OuTU welcomes LGBTQIA students

A new Welcome Week event was held for incoming LGBTQIA students.

Morgen Snowadzky (left), John Valkovec, and Halley Balkovich were instrumental voices in the creation of the LGBTQIA campus resource guide that was presented at Welcome Week. | Margo Reed TTN
Morgen Snowadzky (left), John Valkovec, and Halley Balkovich were instrumental voices in the creation of the LGBTQIA campus resource guide that was presented at Welcome Week. | Margo Reed TTN

Morgen Snowadzky was hesitant before approaching the Queer Student Union table at Temple Fest in 2012. She grabbed a promotional button and quickly sped out of sight.

“Not everybody feels super comfortable walking up to a table,” said Snowadzky, a senior women’s studies major.

She would have preferred to learn about the QSU in a more neutral, supportive environment with other LGBTQIA students, so she created a Welcome Week event that would provide just that.    

Snowadzky, assistant to the director of the Wellness Resource Center, spearheaded the creation of OuTU, a Welcome Week event focused specifically on promoting LGBTQIA-friendly resources, organizations and events at Temple to interested incoming students.

OuTU was held on Aug. 21 from 2 to 4 p.m. in Student Center Room 217A. Organizers from the WRC believe OuTU is the first Welcome Week event of its kind.

At OuTU, students participated in ice breakers facilitated by event volunteers recruited from across Temple’s student organizations and departments. They also listened to university speakers.

Snowadzky organized OuTU over the summer with two fellow HEART Peer Educators from the WRC, John Valkovec and Halley Balkovich, both senior public health majors.

“When I was an incoming student here at Temple, I was not out, but I wanted to find some sort of community that I could identify with and maybe make that transition,” Valkovec said. “I really had a big investment in OuTU because of that.”

The three seniors compiled all of the information they had learned about LGBTQIA resources at Temple and presented it to incoming students during Welcome Week.

Some of this information they had only recently learned from university guests at the WRC’s Queer Lunch program.

Queer Lunch, organized by Snowadzky last year and continued this year invites students, faculty and staff to discuss LGBTQIA topics on a monthly basis.

“I think [Temple] has a decent number of queer resources,” Valkovec said. “I think the problem with it is they’re not organized, and I think this is the first time that they’ve ever been all organized into one place.”

The event’s turnout of about 160 was well above the 50 students organizers expected.

- Data records

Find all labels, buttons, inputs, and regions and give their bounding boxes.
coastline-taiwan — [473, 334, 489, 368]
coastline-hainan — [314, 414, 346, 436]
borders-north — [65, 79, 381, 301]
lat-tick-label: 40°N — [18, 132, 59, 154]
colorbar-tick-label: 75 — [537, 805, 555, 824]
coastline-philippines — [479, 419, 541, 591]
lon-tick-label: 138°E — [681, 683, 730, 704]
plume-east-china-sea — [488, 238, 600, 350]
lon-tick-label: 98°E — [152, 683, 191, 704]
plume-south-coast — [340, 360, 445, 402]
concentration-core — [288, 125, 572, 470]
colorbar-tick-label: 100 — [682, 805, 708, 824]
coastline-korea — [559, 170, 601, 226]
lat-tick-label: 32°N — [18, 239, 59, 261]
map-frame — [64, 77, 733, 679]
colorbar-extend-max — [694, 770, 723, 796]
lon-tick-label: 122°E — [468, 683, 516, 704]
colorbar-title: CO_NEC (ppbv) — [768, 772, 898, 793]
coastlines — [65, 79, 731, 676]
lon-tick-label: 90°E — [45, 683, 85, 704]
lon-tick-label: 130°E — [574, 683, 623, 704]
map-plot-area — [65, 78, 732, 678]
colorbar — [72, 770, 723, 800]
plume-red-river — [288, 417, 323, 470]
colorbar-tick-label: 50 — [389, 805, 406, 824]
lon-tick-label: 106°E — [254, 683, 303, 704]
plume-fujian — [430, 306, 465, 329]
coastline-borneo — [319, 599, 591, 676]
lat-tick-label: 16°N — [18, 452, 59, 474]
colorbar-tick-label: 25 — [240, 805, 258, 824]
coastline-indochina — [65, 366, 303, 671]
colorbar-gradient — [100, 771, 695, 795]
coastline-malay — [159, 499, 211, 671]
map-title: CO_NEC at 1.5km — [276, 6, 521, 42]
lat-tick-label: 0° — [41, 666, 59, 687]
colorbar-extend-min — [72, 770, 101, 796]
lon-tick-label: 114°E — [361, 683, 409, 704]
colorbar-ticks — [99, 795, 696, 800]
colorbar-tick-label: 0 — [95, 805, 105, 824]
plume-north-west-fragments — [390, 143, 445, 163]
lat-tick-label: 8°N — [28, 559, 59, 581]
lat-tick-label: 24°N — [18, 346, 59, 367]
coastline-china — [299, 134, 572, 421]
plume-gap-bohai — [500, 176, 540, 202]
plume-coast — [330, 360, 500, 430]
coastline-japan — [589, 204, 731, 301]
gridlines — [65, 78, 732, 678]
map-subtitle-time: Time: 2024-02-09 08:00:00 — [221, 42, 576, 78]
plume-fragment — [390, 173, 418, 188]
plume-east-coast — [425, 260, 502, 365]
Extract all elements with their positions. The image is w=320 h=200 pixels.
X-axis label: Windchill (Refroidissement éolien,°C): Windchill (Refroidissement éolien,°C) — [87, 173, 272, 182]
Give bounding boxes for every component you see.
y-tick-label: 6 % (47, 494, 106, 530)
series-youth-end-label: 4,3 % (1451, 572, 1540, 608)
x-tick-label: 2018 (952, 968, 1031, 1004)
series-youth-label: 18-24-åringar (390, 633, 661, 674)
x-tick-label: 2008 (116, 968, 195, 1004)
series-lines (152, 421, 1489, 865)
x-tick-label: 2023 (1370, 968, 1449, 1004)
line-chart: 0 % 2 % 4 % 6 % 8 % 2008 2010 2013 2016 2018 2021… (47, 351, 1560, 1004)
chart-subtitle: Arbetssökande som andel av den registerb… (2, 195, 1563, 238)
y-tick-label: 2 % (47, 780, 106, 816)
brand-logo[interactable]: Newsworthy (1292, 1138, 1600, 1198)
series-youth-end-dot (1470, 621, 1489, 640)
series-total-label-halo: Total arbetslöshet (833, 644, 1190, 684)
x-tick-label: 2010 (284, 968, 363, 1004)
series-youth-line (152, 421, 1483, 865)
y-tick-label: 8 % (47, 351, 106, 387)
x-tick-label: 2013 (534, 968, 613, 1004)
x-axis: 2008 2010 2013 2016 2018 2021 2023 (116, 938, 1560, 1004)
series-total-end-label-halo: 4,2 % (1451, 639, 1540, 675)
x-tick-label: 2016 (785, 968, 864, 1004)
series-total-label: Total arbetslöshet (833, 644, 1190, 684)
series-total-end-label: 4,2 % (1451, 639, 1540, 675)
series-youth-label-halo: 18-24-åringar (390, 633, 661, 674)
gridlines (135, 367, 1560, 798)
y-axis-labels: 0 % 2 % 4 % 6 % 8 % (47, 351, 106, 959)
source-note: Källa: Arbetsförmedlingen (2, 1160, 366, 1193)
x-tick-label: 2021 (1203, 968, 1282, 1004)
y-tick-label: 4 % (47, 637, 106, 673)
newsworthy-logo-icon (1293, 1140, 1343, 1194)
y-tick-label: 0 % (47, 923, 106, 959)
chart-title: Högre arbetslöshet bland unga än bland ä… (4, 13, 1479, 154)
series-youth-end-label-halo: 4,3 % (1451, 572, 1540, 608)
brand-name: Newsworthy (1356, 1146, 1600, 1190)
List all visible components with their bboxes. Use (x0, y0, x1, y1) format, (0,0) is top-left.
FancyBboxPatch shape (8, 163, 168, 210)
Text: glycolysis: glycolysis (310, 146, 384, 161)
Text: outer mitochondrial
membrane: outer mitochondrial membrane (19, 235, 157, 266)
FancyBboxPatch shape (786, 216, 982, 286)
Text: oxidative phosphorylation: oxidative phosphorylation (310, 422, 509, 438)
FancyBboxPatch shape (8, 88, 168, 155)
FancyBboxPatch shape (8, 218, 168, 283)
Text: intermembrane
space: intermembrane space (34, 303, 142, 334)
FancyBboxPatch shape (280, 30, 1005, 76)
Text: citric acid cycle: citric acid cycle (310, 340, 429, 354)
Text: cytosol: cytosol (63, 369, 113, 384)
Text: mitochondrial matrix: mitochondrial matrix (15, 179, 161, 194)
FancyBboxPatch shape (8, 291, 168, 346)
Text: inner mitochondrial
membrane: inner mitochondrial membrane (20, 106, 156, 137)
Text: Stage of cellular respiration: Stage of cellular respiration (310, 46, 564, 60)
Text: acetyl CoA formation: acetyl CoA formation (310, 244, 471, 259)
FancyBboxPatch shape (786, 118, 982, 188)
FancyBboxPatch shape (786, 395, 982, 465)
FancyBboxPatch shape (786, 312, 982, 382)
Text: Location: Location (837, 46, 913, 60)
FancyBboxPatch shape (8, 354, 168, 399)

- Problem details
Carry the text about the OuTU Welcome Week event forward past its last sentence, the one on the turnout of about 160 students.

- Response to this exercise
“I saw a lot of people making friends or exchanging phone numbers or looking each other up on Facebook, so that was real sweet,” Snowadzky said.

At the event, the WRC debuted the “Student Guide to LGBTQIA Life at Temple University,” which includes definitions of terms like intersex and genderism, and also includes a guide to change one’s name and where to find gender neutral bathrooms on Main Campus.

“There’s a lot of little bits and pieces of resources available in a bunch of different places,” Snowadzky said.

The guide was created to centralize the location of information and will soon be available online, Snowadzky said.

OuTU also featured a number of speakers from campus resources and student organizations, like Carmen Phelps, who heads the university’s Office of Institutional Diversity, Equity, Advocacy and Leadership.

“Temple doesn’t have centers dedicated to various affinity groups,” Phelps said. “And so that was really important to me that they understand that I was invested in them, that I am invested in them.”

Phelps believes OuTU could have drawn in a more racially diverse crowd.

“I can see the opportunities that exist … to get students more involved with one another across racial, ethnic lines,” Phelps said.

Phelps did not suggest a more inclusive outreach strategy to student organizers prior to the event.

Snowadzky hopes something like “OuTU” can happen on an annual basis for freshmen, though nothing is planned for Welcome Week 2016 as of now.

“We have all the things in place,” Snowadzky said. “And I think we made a lot of really important connections that will make things like this easier.”

Jenny Roberts can be reached at jennifer.roberts@temple.edu or on Twitter @jennyroberts511.

Editors note: Morgan Snowadzky was a freelance writer at The Temple News in Fall 2012. She played no role in the editing process of this article.